* [PROBLEM REQUIREMENTS]:
Reproduce each of the rows below character for character, keeping their original order.

* [DATA PROVIDED]:
(begin)

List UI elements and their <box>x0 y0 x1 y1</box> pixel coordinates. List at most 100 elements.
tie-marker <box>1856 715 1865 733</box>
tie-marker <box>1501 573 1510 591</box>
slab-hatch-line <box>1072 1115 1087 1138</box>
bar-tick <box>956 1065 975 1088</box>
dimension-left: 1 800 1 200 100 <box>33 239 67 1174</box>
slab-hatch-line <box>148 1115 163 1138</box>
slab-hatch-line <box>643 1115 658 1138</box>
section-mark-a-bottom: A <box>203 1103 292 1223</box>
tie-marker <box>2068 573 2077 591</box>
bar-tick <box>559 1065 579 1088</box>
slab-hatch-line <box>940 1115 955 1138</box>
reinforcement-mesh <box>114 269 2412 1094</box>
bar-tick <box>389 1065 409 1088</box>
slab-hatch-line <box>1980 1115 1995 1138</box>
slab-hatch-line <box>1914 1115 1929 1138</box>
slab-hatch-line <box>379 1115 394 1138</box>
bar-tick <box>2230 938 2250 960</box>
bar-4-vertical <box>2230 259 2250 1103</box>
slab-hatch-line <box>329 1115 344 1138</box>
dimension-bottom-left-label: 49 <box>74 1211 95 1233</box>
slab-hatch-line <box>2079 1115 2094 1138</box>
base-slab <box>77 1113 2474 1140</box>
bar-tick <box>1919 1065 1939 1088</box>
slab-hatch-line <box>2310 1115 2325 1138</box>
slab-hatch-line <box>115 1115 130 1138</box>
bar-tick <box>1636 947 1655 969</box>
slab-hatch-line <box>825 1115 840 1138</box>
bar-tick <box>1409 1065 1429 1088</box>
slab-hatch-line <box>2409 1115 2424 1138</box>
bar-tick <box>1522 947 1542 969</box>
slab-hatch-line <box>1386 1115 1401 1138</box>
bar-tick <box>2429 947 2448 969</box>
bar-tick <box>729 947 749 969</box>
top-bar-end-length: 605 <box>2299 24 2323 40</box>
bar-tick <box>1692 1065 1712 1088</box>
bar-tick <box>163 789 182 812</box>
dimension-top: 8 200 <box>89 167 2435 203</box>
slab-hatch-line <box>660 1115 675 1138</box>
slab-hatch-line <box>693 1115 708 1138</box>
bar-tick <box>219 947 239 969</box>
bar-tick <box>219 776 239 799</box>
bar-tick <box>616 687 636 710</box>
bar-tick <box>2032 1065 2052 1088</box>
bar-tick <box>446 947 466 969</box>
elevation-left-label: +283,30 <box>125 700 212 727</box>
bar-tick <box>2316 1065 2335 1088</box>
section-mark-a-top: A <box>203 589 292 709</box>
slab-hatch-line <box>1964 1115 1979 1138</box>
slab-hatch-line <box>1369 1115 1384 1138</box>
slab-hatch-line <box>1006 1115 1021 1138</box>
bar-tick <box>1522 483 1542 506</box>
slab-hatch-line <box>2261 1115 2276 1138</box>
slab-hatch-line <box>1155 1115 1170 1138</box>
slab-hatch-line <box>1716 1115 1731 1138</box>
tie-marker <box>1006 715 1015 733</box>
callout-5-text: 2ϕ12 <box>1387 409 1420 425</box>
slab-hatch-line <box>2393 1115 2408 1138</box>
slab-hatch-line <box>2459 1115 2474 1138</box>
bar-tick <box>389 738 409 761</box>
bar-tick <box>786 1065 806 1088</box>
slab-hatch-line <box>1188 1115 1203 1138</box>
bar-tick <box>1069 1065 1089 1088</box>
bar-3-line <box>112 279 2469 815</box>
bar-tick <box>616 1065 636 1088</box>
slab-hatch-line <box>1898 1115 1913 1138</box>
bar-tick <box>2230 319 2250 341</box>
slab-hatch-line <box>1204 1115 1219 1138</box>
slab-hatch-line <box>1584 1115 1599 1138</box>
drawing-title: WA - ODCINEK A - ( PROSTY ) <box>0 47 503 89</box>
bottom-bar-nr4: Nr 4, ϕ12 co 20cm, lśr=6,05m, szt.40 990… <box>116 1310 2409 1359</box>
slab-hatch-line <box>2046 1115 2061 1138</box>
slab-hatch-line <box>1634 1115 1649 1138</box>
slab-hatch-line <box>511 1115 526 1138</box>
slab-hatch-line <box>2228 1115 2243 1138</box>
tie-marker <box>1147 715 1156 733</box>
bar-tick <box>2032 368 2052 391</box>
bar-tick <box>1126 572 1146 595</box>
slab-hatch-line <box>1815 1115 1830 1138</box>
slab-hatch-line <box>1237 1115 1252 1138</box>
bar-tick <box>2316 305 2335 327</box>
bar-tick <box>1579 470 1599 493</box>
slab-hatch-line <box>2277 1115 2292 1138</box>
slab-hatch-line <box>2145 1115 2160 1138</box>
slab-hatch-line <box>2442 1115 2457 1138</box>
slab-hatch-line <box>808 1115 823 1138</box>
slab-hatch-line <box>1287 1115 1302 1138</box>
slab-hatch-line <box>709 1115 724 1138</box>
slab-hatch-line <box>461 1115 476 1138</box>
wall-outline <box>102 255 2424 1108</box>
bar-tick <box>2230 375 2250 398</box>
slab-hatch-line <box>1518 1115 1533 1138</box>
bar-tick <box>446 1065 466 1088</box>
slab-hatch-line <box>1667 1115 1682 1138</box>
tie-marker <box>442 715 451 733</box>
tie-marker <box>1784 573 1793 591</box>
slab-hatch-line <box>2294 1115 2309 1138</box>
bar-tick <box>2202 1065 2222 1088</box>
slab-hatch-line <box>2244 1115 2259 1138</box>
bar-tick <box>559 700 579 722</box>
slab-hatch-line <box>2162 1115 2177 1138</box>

(end)

* [OUTPUT FOR THIS EXERCISE]:
List UI elements and their <box>x0 y0 x1 y1</box> pixel coordinates. List at most 100 elements.
tie-marker <box>1856 715 1865 733</box>
tie-marker <box>1501 573 1510 591</box>
slab-hatch-line <box>1072 1115 1087 1138</box>
bar-tick <box>956 1065 975 1088</box>
dimension-left: 1 800 1 200 100 <box>33 239 67 1174</box>
slab-hatch-line <box>148 1115 163 1138</box>
slab-hatch-line <box>643 1115 658 1138</box>
section-mark-a-bottom: A <box>203 1103 292 1223</box>
tie-marker <box>2068 573 2077 591</box>
bar-tick <box>559 1065 579 1088</box>
slab-hatch-line <box>940 1115 955 1138</box>
reinforcement-mesh <box>114 269 2412 1094</box>
bar-tick <box>389 1065 409 1088</box>
slab-hatch-line <box>1980 1115 1995 1138</box>
slab-hatch-line <box>1914 1115 1929 1138</box>
slab-hatch-line <box>379 1115 394 1138</box>
bar-tick <box>2230 938 2250 960</box>
bar-4-vertical <box>2230 259 2250 1103</box>
slab-hatch-line <box>329 1115 344 1138</box>
dimension-bottom-left-label: 49 <box>74 1211 95 1233</box>
slab-hatch-line <box>2079 1115 2094 1138</box>
base-slab <box>77 1113 2474 1140</box>
bar-tick <box>1919 1065 1939 1088</box>
slab-hatch-line <box>2310 1115 2325 1138</box>
slab-hatch-line <box>115 1115 130 1138</box>
bar-tick <box>1636 947 1655 969</box>
slab-hatch-line <box>825 1115 840 1138</box>
bar-tick <box>1409 1065 1429 1088</box>
slab-hatch-line <box>2409 1115 2424 1138</box>
bar-tick <box>1522 947 1542 969</box>
slab-hatch-line <box>1386 1115 1401 1138</box>
bar-tick <box>2429 947 2448 969</box>
bar-tick <box>729 947 749 969</box>
top-bar-end-length: 605 <box>2299 24 2323 40</box>
bar-tick <box>1692 1065 1712 1088</box>
bar-tick <box>163 789 182 812</box>
dimension-top: 8 200 <box>89 167 2435 203</box>
slab-hatch-line <box>660 1115 675 1138</box>
slab-hatch-line <box>693 1115 708 1138</box>
bar-tick <box>219 947 239 969</box>
bar-tick <box>219 776 239 799</box>
bar-tick <box>616 687 636 710</box>
bar-tick <box>2032 1065 2052 1088</box>
bar-tick <box>446 947 466 969</box>
elevation-left-label: +283,30 <box>125 700 212 727</box>
bar-tick <box>2316 1065 2335 1088</box>
section-mark-a-top: A <box>203 589 292 709</box>
slab-hatch-line <box>1964 1115 1979 1138</box>
slab-hatch-line <box>1369 1115 1384 1138</box>
slab-hatch-line <box>1006 1115 1021 1138</box>
bar-tick <box>1522 483 1542 506</box>
slab-hatch-line <box>2261 1115 2276 1138</box>
slab-hatch-line <box>1155 1115 1170 1138</box>
slab-hatch-line <box>1716 1115 1731 1138</box>
tie-marker <box>1006 715 1015 733</box>
callout-5-text: 2ϕ12 <box>1387 409 1420 425</box>
slab-hatch-line <box>2393 1115 2408 1138</box>
slab-hatch-line <box>2459 1115 2474 1138</box>
bar-tick <box>389 738 409 761</box>
bar-tick <box>786 1065 806 1088</box>
slab-hatch-line <box>1188 1115 1203 1138</box>
bar-tick <box>1069 1065 1089 1088</box>
bar-3-line <box>112 279 2469 815</box>
bar-tick <box>616 1065 636 1088</box>
slab-hatch-line <box>1898 1115 1913 1138</box>
bar-tick <box>2230 319 2250 341</box>
slab-hatch-line <box>1204 1115 1219 1138</box>
slab-hatch-line <box>1584 1115 1599 1138</box>
drawing-title: WA - ODCINEK A - ( PROSTY ) <box>0 47 503 89</box>
bottom-bar-nr4: Nr 4, ϕ12 co 20cm, lśr=6,05m, szt.40 990… <box>116 1310 2409 1359</box>
slab-hatch-line <box>2046 1115 2061 1138</box>
slab-hatch-line <box>1634 1115 1649 1138</box>
slab-hatch-line <box>511 1115 526 1138</box>
slab-hatch-line <box>2228 1115 2243 1138</box>
tie-marker <box>1147 715 1156 733</box>
bar-tick <box>2032 368 2052 391</box>
bar-tick <box>1126 572 1146 595</box>
slab-hatch-line <box>1815 1115 1830 1138</box>
slab-hatch-line <box>1237 1115 1252 1138</box>
bar-tick <box>2316 305 2335 327</box>
bar-tick <box>1579 470 1599 493</box>
slab-hatch-line <box>2277 1115 2292 1138</box>
slab-hatch-line <box>2145 1115 2160 1138</box>
slab-hatch-line <box>2442 1115 2457 1138</box>
slab-hatch-line <box>808 1115 823 1138</box>
slab-hatch-line <box>1287 1115 1302 1138</box>
slab-hatch-line <box>709 1115 724 1138</box>
slab-hatch-line <box>461 1115 476 1138</box>
wall-outline <box>102 255 2424 1108</box>
bar-tick <box>2230 375 2250 398</box>
slab-hatch-line <box>1518 1115 1533 1138</box>
bar-tick <box>446 1065 466 1088</box>
slab-hatch-line <box>1667 1115 1682 1138</box>
tie-marker <box>442 715 451 733</box>
tie-marker <box>1784 573 1793 591</box>
slab-hatch-line <box>2294 1115 2309 1138</box>
bar-tick <box>2202 1065 2222 1088</box>
slab-hatch-line <box>2244 1115 2259 1138</box>
bar-tick <box>559 700 579 722</box>
slab-hatch-line <box>2162 1115 2177 1138</box>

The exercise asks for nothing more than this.